- _WHAT YOU ARE ASKED TO DO_:
All records, exactly as written, minus the pictures: copy them out.

- _DATA FOR ANALYSIS_:
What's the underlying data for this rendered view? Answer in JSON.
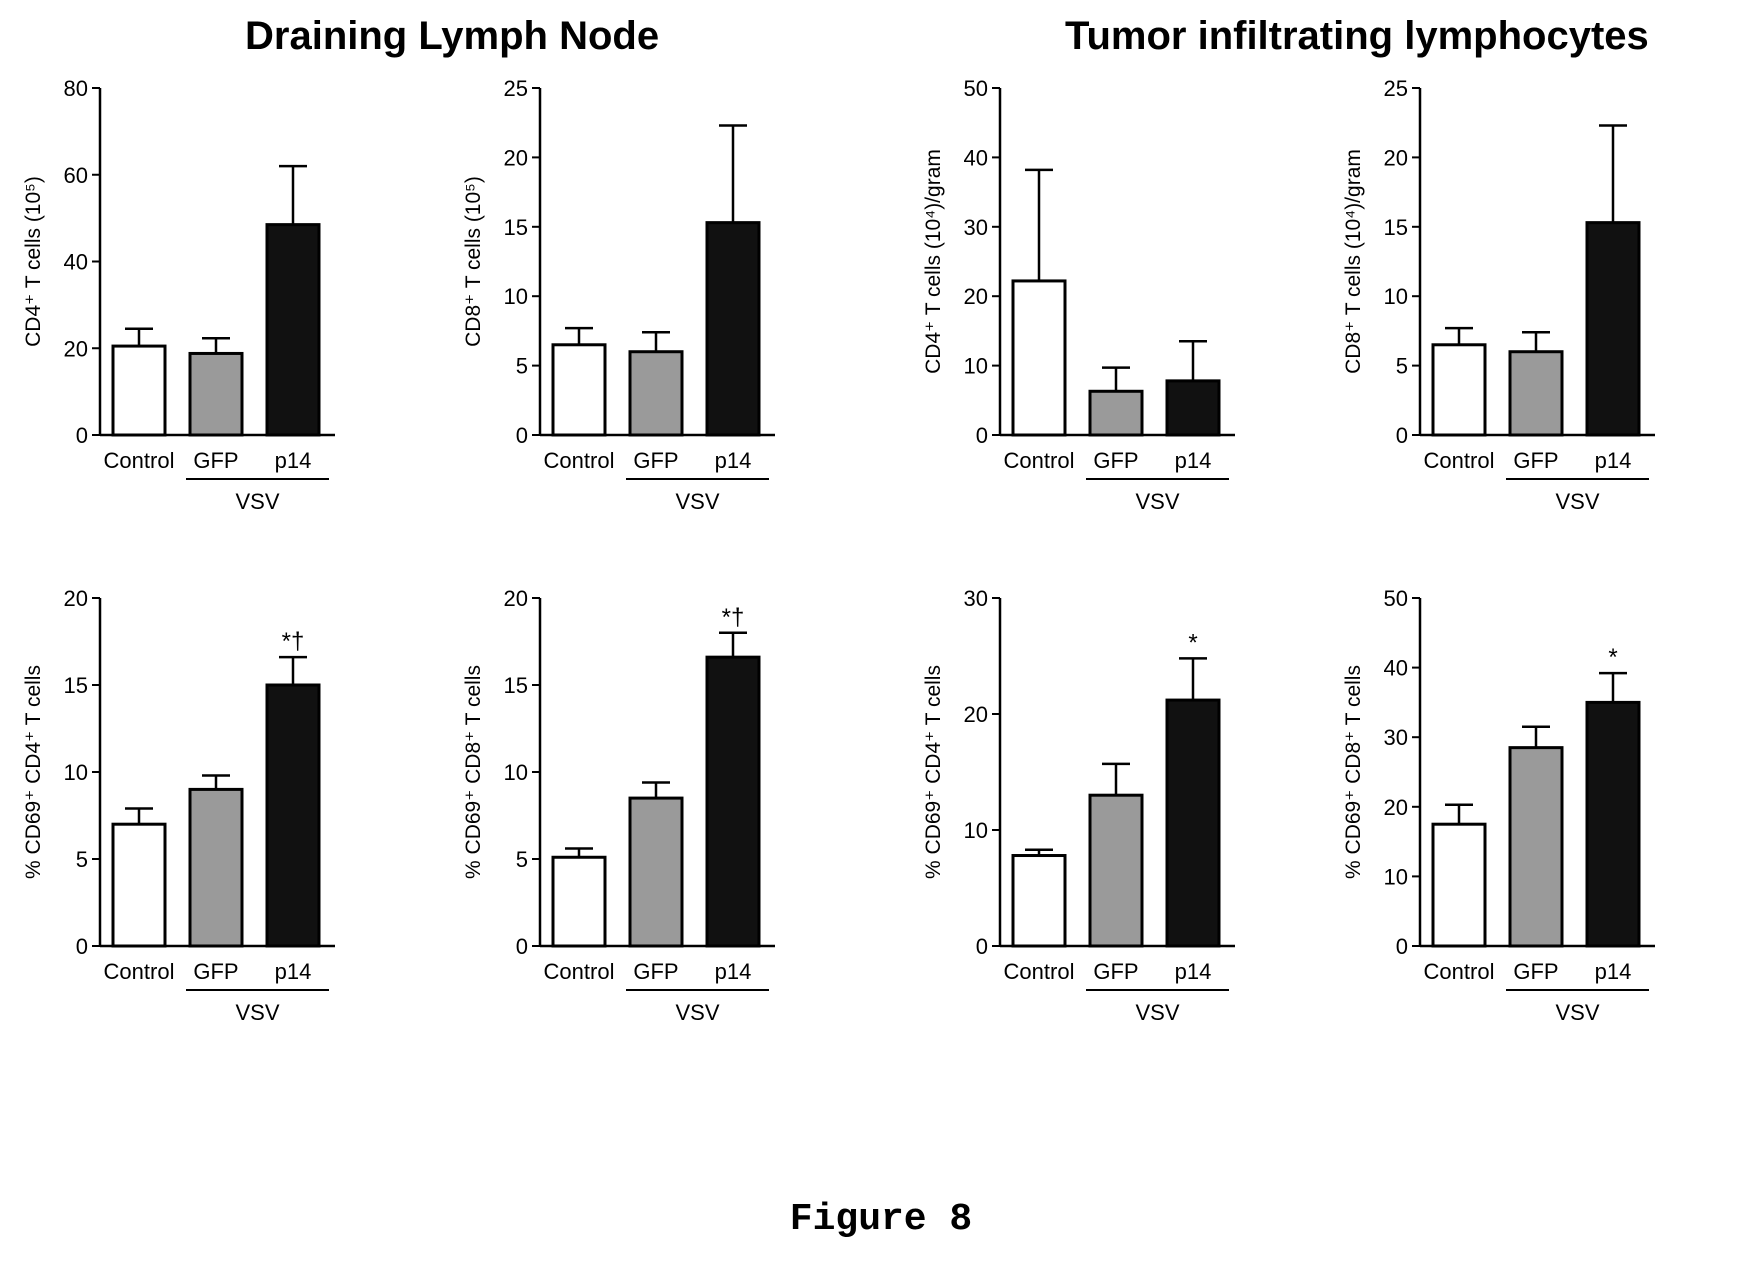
{
  "titles": {
    "left": "Draining Lymph Node",
    "right": "Tumor infiltrating lymphocytes"
  },
  "caption": "Figure 8",
  "colors": {
    "control": "#ffffff",
    "gfp": "#9a9a9a",
    "p14": "#111111",
    "axis": "#000000"
  },
  "chart_data": [
    {
      "type": "bar",
      "categories": [
        "Control",
        "GFP",
        "p14"
      ],
      "group_label": "VSV",
      "ylabel": "CD4⁺ T cells (10⁵)",
      "ylim": [
        0,
        80
      ],
      "yticks": [
        0,
        20,
        40,
        60,
        80
      ],
      "values": [
        20.5,
        18.8,
        48.5
      ],
      "errors": [
        4,
        3.5,
        13.5
      ],
      "annotations": [
        "",
        "",
        ""
      ]
    },
    {
      "type": "bar",
      "categories": [
        "Control",
        "GFP",
        "p14"
      ],
      "group_label": "VSV",
      "ylabel": "CD8⁺ T cells (10⁵)",
      "ylim": [
        0,
        25
      ],
      "yticks": [
        0,
        5,
        10,
        15,
        20,
        25
      ],
      "values": [
        6.5,
        6.0,
        15.3
      ],
      "errors": [
        1.2,
        1.4,
        7.0
      ],
      "annotations": [
        "",
        "",
        ""
      ]
    },
    {
      "type": "bar",
      "categories": [
        "Control",
        "GFP",
        "p14"
      ],
      "group_label": "VSV",
      "ylabel": "CD4⁺ T cells (10⁴)/gram",
      "ylim": [
        0,
        50
      ],
      "yticks": [
        0,
        10,
        20,
        30,
        40,
        50
      ],
      "values": [
        22.2,
        6.3,
        7.8
      ],
      "errors": [
        16,
        3.4,
        5.7
      ],
      "annotations": [
        "",
        "",
        ""
      ]
    },
    {
      "type": "bar",
      "categories": [
        "Control",
        "GFP",
        "p14"
      ],
      "group_label": "VSV",
      "ylabel": "CD8⁺ T cells (10⁴)/gram",
      "ylim": [
        0,
        25
      ],
      "yticks": [
        0,
        5,
        10,
        15,
        20,
        25
      ],
      "values": [
        6.5,
        6.0,
        15.3
      ],
      "errors": [
        1.2,
        1.4,
        7.0
      ],
      "annotations": [
        "",
        "",
        ""
      ]
    },
    {
      "type": "bar",
      "categories": [
        "Control",
        "GFP",
        "p14"
      ],
      "group_label": "VSV",
      "ylabel": "% CD69⁺ CD4⁺ T cells",
      "ylim": [
        0,
        20
      ],
      "yticks": [
        0,
        5,
        10,
        15,
        20
      ],
      "values": [
        7.0,
        9.0,
        15.0
      ],
      "errors": [
        0.9,
        0.8,
        1.6
      ],
      "annotations": [
        "",
        "",
        "*†"
      ]
    },
    {
      "type": "bar",
      "categories": [
        "Control",
        "GFP",
        "p14"
      ],
      "group_label": "VSV",
      "ylabel": "% CD69⁺ CD8⁺ T cells",
      "ylim": [
        0,
        20
      ],
      "yticks": [
        0,
        5,
        10,
        15,
        20
      ],
      "values": [
        5.1,
        8.5,
        16.6
      ],
      "errors": [
        0.5,
        0.9,
        1.4
      ],
      "annotations": [
        "",
        "",
        "*†"
      ]
    },
    {
      "type": "bar",
      "categories": [
        "Control",
        "GFP",
        "p14"
      ],
      "group_label": "VSV",
      "ylabel": "% CD69⁺ CD4⁺ T cells",
      "ylim": [
        0,
        30
      ],
      "yticks": [
        0,
        10,
        20,
        30
      ],
      "values": [
        7.8,
        13.0,
        21.2
      ],
      "errors": [
        0.5,
        2.7,
        3.6
      ],
      "annotations": [
        "",
        "",
        "*"
      ]
    },
    {
      "type": "bar",
      "categories": [
        "Control",
        "GFP",
        "p14"
      ],
      "group_label": "VSV",
      "ylabel": "% CD69⁺ CD8⁺ T cells",
      "ylim": [
        0,
        50
      ],
      "yticks": [
        0,
        10,
        20,
        30,
        40,
        50
      ],
      "values": [
        17.5,
        28.5,
        35.0
      ],
      "errors": [
        2.8,
        3.0,
        4.2
      ],
      "annotations": [
        "",
        "",
        "*"
      ]
    }
  ]
}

- _ANSWER SECTION_:
What's the underlying data for this rendered view? Answer in JSON.
{
  "titles": {
    "left": "Draining Lymph Node",
    "right": "Tumor infiltrating lymphocytes"
  },
  "caption": "Figure 8",
  "colors": {
    "control": "#ffffff",
    "gfp": "#9a9a9a",
    "p14": "#111111",
    "axis": "#000000"
  },
  "chart_data": [
    {
      "type": "bar",
      "categories": [
        "Control",
        "GFP",
        "p14"
      ],
      "group_label": "VSV",
      "ylabel": "CD4⁺ T cells (10⁵)",
      "ylim": [
        0,
        80
      ],
      "yticks": [
        0,
        20,
        40,
        60,
        80
      ],
      "values": [
        20.5,
        18.8,
        48.5
      ],
      "errors": [
        4,
        3.5,
        13.5
      ],
      "annotations": [
        "",
        "",
        ""
      ]
    },
    {
      "type": "bar",
      "categories": [
        "Control",
        "GFP",
        "p14"
      ],
      "group_label": "VSV",
      "ylabel": "CD8⁺ T cells (10⁵)",
      "ylim": [
        0,
        25
      ],
      "yticks": [
        0,
        5,
        10,
        15,
        20,
        25
      ],
      "values": [
        6.5,
        6.0,
        15.3
      ],
      "errors": [
        1.2,
        1.4,
        7.0
      ],
      "annotations": [
        "",
        "",
        ""
      ]
    },
    {
      "type": "bar",
      "categories": [
        "Control",
        "GFP",
        "p14"
      ],
      "group_label": "VSV",
      "ylabel": "CD4⁺ T cells (10⁴)/gram",
      "ylim": [
        0,
        50
      ],
      "yticks": [
        0,
        10,
        20,
        30,
        40,
        50
      ],
      "values": [
        22.2,
        6.3,
        7.8
      ],
      "errors": [
        16,
        3.4,
        5.7
      ],
      "annotations": [
        "",
        "",
        ""
      ]
    },
    {
      "type": "bar",
      "categories": [
        "Control",
        "GFP",
        "p14"
      ],
      "group_label": "VSV",
      "ylabel": "CD8⁺ T cells (10⁴)/gram",
      "ylim": [
        0,
        25
      ],
      "yticks": [
        0,
        5,
        10,
        15,
        20,
        25
      ],
      "values": [
        6.5,
        6.0,
        15.3
      ],
      "errors": [
        1.2,
        1.4,
        7.0
      ],
      "annotations": [
        "",
        "",
        ""
      ]
    },
    {
      "type": "bar",
      "categories": [
        "Control",
        "GFP",
        "p14"
      ],
      "group_label": "VSV",
      "ylabel": "% CD69⁺ CD4⁺ T cells",
      "ylim": [
        0,
        20
      ],
      "yticks": [
        0,
        5,
        10,
        15,
        20
      ],
      "values": [
        7.0,
        9.0,
        15.0
      ],
      "errors": [
        0.9,
        0.8,
        1.6
      ],
      "annotations": [
        "",
        "",
        "*†"
      ]
    },
    {
      "type": "bar",
      "categories": [
        "Control",
        "GFP",
        "p14"
      ],
      "group_label": "VSV",
      "ylabel": "% CD69⁺ CD8⁺ T cells",
      "ylim": [
        0,
        20
      ],
      "yticks": [
        0,
        5,
        10,
        15,
        20
      ],
      "values": [
        5.1,
        8.5,
        16.6
      ],
      "errors": [
        0.5,
        0.9,
        1.4
      ],
      "annotations": [
        "",
        "",
        "*†"
      ]
    },
    {
      "type": "bar",
      "categories": [
        "Control",
        "GFP",
        "p14"
      ],
      "group_label": "VSV",
      "ylabel": "% CD69⁺ CD4⁺ T cells",
      "ylim": [
        0,
        30
      ],
      "yticks": [
        0,
        10,
        20,
        30
      ],
      "values": [
        7.8,
        13.0,
        21.2
      ],
      "errors": [
        0.5,
        2.7,
        3.6
      ],
      "annotations": [
        "",
        "",
        "*"
      ]
    },
    {
      "type": "bar",
      "categories": [
        "Control",
        "GFP",
        "p14"
      ],
      "group_label": "VSV",
      "ylabel": "% CD69⁺ CD8⁺ T cells",
      "ylim": [
        0,
        50
      ],
      "yticks": [
        0,
        10,
        20,
        30,
        40,
        50
      ],
      "values": [
        17.5,
        28.5,
        35.0
      ],
      "errors": [
        2.8,
        3.0,
        4.2
      ],
      "annotations": [
        "",
        "",
        "*"
      ]
    }
  ]
}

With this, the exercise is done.